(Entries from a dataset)
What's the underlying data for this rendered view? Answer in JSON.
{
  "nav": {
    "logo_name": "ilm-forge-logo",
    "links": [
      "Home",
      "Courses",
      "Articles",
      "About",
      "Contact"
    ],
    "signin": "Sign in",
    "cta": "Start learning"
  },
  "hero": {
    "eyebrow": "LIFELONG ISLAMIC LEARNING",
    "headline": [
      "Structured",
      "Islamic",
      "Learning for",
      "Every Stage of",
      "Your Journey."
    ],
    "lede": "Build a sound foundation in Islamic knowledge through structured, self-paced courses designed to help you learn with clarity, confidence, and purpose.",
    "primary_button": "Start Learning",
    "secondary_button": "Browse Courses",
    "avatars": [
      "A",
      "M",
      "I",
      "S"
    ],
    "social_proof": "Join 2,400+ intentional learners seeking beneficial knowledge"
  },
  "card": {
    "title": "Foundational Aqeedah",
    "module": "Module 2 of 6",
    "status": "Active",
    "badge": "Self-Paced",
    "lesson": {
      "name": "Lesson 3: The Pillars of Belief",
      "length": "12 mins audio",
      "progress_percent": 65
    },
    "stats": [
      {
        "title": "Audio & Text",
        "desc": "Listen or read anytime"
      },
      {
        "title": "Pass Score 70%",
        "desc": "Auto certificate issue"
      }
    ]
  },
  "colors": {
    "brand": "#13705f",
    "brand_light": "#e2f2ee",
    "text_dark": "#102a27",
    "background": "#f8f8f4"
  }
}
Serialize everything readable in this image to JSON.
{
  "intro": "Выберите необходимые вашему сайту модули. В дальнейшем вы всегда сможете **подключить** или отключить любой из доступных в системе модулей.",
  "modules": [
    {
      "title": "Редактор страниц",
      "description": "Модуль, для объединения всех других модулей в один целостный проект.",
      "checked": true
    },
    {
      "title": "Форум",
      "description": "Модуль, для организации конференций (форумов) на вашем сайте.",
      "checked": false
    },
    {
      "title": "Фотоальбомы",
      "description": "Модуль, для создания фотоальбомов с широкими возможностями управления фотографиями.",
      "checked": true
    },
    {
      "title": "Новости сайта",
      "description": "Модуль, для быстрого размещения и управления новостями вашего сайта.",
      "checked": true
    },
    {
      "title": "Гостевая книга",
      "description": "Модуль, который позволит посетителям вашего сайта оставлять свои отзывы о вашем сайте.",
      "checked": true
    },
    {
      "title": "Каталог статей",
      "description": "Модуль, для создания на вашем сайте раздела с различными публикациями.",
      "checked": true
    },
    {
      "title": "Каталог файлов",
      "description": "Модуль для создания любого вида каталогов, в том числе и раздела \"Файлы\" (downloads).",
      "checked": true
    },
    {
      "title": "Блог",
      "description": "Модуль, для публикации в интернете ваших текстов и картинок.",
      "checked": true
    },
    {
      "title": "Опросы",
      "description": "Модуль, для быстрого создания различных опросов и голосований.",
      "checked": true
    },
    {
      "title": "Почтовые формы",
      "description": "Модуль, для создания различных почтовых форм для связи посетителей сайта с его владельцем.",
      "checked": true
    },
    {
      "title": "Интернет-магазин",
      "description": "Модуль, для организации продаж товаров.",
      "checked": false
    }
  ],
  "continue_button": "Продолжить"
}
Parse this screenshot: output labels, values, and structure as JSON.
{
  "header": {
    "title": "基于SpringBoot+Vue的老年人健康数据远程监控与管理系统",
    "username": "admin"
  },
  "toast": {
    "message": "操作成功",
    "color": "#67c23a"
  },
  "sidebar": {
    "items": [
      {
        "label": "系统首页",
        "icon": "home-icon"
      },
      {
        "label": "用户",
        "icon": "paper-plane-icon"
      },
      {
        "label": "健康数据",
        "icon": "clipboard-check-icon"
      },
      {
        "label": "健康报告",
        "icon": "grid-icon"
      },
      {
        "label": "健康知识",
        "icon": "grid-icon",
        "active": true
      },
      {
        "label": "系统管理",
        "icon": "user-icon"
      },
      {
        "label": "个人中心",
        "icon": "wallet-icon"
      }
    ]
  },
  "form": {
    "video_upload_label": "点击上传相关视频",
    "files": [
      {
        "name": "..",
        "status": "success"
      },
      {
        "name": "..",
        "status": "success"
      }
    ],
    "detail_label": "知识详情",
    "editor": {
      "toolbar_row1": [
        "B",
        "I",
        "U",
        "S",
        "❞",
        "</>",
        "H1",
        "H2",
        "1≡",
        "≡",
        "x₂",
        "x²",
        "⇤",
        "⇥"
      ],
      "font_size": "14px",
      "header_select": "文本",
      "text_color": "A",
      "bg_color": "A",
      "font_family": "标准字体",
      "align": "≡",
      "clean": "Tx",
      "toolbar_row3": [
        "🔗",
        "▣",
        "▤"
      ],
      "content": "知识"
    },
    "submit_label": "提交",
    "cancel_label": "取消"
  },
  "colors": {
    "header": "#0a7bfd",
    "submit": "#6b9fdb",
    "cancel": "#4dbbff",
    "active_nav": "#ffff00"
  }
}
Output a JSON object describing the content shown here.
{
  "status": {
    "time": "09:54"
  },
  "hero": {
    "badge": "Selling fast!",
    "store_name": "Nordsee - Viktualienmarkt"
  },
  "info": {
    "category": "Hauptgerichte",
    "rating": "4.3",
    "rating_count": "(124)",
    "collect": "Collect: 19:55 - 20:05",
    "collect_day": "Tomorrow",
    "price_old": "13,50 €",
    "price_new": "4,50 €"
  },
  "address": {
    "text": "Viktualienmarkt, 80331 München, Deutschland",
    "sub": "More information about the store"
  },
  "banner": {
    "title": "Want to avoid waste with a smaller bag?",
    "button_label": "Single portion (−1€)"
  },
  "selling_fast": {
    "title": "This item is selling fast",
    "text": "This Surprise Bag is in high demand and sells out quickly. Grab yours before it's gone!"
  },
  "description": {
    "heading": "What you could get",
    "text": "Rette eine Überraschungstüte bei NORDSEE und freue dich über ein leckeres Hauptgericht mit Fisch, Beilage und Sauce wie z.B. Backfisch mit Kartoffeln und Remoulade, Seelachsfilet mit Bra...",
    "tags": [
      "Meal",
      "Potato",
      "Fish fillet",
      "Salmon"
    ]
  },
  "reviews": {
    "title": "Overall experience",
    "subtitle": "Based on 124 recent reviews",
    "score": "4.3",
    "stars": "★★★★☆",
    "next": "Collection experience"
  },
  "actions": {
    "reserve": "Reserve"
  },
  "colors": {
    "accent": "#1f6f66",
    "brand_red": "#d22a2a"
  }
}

▶ [THE TASK]:
Return every line from the records above that holds the word "badge".

▶ [ANSWER FOR THE TASK]:
    "badge": "Self-Paced",
    "badge": "Selling fast!",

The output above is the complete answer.